*EXERCISE DESCRIPTION:* Scan the data below. Pull out each line where "Semanal" occurs.

Saved entries:
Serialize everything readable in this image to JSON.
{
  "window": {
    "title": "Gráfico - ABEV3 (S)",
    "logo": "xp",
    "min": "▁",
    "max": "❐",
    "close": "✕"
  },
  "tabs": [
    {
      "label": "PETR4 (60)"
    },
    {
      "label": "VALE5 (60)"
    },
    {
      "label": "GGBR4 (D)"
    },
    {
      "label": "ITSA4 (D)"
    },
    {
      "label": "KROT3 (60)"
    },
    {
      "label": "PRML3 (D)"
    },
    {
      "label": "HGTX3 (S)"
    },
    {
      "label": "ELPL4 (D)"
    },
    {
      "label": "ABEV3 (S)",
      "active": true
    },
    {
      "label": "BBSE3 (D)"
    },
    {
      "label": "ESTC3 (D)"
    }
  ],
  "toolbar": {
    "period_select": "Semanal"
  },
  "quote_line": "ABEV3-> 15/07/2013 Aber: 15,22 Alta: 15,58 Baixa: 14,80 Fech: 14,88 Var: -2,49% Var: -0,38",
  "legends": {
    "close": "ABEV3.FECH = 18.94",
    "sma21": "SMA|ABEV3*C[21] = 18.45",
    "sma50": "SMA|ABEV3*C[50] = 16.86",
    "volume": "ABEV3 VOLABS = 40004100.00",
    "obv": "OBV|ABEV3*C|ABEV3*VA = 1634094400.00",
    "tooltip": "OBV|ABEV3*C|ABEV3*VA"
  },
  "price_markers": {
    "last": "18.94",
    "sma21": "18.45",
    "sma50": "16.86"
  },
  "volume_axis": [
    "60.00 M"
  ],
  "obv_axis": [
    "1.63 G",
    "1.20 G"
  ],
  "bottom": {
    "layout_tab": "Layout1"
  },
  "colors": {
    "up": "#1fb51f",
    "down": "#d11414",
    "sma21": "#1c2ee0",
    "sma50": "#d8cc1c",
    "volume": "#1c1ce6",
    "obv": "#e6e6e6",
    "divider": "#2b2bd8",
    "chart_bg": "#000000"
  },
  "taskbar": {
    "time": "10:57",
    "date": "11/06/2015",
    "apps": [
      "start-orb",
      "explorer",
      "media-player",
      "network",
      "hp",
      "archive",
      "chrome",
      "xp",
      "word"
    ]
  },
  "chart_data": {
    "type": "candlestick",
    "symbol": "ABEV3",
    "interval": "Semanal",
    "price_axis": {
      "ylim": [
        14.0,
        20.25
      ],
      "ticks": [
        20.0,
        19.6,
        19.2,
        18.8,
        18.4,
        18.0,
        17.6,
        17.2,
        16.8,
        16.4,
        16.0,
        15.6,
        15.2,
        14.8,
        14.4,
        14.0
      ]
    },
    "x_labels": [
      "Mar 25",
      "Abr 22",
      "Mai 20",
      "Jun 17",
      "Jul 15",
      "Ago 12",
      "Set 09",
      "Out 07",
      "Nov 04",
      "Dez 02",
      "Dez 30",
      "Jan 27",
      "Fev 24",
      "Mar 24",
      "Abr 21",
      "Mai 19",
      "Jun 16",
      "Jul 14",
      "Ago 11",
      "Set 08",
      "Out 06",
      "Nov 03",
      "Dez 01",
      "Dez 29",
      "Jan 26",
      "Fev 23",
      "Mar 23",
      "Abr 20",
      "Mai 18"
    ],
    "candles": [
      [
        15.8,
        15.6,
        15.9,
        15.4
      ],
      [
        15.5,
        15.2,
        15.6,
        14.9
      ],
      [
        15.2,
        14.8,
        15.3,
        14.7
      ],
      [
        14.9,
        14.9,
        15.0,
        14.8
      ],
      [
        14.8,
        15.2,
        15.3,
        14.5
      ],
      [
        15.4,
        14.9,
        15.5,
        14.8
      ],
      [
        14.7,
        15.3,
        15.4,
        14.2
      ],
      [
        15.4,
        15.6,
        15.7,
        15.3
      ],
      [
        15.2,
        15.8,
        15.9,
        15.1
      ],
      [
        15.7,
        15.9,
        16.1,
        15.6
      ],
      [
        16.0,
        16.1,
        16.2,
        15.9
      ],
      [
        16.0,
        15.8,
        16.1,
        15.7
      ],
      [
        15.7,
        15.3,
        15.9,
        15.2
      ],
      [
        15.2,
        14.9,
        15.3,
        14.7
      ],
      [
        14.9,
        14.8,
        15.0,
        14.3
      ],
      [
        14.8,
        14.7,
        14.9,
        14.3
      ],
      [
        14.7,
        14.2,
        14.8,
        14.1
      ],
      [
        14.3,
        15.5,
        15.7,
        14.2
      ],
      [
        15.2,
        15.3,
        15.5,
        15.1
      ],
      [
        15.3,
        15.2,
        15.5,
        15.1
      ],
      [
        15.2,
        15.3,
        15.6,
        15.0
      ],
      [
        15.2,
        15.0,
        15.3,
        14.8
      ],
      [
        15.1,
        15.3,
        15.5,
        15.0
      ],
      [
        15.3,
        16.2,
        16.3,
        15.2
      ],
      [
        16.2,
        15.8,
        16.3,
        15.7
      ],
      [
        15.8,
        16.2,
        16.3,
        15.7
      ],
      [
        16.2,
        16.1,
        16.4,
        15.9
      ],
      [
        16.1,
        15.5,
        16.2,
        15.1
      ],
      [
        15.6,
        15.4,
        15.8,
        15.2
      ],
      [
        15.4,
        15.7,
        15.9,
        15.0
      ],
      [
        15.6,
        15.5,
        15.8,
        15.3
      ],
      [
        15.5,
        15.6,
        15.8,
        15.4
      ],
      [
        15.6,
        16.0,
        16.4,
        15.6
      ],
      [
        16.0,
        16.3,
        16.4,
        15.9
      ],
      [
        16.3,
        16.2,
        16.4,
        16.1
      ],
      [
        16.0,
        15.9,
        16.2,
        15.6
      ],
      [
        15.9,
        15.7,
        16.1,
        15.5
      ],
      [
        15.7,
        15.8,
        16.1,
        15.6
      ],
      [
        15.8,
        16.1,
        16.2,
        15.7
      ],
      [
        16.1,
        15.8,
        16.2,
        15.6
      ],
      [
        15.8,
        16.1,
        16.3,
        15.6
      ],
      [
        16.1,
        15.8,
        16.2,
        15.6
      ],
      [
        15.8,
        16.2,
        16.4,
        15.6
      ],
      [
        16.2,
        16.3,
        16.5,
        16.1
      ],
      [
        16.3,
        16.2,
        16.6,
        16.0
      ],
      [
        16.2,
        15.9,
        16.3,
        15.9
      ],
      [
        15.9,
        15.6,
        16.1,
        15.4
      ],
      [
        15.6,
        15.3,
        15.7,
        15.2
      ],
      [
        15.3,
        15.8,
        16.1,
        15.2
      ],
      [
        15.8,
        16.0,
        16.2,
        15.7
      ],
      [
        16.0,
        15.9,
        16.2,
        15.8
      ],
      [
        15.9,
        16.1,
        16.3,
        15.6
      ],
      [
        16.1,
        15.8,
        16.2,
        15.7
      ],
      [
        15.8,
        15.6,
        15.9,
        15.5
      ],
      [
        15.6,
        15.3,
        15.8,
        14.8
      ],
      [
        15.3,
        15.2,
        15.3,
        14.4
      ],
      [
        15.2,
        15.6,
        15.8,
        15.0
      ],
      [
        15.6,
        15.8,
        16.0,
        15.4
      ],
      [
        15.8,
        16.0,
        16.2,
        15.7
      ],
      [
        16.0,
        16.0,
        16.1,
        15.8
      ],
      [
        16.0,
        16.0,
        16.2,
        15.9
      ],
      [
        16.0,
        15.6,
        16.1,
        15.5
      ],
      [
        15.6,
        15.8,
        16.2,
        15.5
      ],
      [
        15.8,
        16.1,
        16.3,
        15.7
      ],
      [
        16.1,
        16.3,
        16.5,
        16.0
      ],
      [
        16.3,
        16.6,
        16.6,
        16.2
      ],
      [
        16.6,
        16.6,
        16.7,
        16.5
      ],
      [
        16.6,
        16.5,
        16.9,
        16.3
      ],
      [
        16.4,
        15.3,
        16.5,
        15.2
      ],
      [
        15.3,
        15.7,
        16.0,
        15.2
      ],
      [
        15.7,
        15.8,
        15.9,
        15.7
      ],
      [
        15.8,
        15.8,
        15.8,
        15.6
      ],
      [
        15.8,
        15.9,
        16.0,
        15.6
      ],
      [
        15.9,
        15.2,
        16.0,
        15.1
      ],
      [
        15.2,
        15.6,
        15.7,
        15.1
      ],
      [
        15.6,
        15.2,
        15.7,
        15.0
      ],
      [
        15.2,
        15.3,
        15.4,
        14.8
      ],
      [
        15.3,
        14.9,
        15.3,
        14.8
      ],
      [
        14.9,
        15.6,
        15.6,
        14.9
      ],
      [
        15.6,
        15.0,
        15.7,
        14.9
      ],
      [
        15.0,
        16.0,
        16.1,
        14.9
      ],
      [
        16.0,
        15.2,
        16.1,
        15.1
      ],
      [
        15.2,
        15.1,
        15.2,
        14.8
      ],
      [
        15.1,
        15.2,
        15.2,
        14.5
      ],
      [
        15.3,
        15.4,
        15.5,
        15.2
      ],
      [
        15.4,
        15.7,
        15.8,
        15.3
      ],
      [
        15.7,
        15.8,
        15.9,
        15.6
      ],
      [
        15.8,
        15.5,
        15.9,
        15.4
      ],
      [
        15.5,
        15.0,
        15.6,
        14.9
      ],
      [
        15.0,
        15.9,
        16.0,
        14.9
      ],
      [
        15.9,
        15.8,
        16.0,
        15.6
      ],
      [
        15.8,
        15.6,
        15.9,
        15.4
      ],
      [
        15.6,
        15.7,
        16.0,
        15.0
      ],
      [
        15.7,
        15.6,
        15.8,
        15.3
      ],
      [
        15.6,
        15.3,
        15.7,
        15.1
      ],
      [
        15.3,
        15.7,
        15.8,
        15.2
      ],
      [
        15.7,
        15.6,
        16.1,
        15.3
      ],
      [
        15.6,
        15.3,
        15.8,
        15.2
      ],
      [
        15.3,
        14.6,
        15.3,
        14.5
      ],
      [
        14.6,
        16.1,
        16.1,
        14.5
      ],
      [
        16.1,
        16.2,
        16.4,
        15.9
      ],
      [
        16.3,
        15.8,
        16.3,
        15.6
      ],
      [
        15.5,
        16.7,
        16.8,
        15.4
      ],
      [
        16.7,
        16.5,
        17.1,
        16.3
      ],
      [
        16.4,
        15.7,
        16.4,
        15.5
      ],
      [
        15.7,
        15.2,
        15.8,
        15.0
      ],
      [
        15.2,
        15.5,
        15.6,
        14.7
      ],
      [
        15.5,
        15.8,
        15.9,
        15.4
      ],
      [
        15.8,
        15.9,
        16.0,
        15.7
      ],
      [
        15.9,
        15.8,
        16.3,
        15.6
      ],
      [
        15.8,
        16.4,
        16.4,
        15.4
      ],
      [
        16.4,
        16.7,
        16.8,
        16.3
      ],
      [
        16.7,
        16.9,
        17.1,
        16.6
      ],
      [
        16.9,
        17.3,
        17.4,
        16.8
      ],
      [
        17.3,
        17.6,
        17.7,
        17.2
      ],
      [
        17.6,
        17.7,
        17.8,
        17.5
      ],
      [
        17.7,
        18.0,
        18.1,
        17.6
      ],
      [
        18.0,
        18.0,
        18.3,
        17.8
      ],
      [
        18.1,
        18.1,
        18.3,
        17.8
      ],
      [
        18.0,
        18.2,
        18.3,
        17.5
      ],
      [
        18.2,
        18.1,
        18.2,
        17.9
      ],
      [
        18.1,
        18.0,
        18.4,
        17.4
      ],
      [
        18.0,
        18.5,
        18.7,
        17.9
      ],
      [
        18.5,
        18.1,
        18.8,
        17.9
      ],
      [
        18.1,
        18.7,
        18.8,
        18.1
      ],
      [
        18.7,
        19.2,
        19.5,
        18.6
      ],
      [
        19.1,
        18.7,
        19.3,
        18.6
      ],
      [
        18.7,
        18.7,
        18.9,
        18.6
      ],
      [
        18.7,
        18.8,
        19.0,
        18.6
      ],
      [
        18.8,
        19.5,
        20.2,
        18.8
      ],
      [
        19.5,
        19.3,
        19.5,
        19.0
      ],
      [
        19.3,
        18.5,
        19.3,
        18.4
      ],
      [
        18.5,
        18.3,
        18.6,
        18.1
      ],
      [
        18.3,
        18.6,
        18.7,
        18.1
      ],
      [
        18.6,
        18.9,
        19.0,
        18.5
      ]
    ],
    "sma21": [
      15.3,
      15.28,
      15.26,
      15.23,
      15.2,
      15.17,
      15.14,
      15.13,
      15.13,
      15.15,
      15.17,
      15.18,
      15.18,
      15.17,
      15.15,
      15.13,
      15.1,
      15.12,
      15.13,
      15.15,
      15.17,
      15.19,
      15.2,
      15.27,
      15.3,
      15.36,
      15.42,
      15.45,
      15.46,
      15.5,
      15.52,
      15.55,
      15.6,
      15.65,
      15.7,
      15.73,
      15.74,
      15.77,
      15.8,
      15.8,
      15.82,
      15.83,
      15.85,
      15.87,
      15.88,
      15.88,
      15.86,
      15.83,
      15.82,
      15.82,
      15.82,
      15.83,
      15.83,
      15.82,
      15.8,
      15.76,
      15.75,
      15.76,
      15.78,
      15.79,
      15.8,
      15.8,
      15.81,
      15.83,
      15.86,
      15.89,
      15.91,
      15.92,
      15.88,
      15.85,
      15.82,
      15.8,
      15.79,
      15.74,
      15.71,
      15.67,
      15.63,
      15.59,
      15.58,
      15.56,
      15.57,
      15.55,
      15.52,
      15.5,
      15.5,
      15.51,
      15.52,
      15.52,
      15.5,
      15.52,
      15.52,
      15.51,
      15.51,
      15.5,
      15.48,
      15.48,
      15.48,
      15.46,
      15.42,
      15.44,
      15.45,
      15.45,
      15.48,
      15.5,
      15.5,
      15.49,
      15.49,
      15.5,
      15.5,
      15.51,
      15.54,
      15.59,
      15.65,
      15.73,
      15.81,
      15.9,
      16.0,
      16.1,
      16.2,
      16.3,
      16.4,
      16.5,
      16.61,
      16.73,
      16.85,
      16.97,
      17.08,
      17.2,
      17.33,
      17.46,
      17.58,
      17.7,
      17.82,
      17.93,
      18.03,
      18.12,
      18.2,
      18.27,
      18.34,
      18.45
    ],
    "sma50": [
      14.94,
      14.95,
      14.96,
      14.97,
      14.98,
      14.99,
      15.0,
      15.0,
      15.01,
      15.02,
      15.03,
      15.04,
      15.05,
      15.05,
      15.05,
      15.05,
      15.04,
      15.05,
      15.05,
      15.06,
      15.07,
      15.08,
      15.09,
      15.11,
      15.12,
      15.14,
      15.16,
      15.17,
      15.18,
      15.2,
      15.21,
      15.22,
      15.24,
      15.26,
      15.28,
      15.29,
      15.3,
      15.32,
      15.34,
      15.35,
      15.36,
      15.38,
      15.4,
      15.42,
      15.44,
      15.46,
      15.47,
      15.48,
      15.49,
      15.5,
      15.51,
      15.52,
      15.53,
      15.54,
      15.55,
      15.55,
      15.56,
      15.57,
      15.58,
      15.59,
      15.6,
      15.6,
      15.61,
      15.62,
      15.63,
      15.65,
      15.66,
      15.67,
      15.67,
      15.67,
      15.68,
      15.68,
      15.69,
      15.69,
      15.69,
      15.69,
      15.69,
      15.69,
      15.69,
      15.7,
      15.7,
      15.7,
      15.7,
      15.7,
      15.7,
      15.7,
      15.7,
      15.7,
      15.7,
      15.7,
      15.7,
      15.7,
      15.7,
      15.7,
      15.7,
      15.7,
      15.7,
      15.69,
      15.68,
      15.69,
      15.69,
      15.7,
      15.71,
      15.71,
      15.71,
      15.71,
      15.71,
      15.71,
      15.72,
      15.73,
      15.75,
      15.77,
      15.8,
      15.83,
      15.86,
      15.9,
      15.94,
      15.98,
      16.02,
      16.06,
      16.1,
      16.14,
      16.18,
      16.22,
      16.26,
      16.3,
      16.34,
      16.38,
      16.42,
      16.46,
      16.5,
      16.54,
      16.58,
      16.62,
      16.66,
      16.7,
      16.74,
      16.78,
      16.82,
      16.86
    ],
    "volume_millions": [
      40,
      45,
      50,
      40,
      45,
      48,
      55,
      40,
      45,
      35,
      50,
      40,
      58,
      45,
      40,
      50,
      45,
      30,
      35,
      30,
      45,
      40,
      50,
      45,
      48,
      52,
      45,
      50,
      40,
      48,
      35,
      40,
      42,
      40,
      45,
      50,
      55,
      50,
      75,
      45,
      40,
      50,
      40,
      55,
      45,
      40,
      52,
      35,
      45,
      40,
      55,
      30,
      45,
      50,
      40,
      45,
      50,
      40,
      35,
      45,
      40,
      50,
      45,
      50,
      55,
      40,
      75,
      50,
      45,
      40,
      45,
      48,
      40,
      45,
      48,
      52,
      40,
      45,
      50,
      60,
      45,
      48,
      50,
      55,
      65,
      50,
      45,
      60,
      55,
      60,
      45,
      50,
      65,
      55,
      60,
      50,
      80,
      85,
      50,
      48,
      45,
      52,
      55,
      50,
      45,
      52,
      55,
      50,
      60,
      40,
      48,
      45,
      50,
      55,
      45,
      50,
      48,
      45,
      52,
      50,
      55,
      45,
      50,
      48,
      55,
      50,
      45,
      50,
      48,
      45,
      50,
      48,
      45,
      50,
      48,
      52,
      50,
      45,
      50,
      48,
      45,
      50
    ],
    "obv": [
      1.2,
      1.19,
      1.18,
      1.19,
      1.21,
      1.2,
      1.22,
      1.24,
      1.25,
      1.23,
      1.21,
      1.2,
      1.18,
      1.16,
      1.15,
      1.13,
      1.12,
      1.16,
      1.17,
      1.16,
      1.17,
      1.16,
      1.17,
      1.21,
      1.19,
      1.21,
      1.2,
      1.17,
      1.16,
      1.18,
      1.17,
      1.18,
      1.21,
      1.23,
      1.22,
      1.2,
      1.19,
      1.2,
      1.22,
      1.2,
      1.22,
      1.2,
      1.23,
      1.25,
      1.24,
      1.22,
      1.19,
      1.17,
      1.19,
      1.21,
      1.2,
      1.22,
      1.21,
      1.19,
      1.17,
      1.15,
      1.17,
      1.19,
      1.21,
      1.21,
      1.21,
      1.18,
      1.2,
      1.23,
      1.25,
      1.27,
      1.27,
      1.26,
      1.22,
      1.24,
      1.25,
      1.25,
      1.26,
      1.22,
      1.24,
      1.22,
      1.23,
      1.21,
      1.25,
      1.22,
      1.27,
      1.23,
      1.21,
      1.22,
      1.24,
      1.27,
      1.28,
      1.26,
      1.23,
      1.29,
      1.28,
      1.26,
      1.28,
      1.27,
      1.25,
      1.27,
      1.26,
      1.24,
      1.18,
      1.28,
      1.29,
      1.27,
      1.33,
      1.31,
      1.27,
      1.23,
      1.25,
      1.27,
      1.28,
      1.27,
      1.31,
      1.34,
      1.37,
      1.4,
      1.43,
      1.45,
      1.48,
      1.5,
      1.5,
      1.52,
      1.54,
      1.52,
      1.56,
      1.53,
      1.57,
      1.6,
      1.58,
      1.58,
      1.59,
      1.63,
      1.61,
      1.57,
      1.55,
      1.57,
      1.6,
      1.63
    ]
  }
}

*RESULT FOR THIS TASK:*
    "period_select": "Semanal"
    "interval": "Semanal",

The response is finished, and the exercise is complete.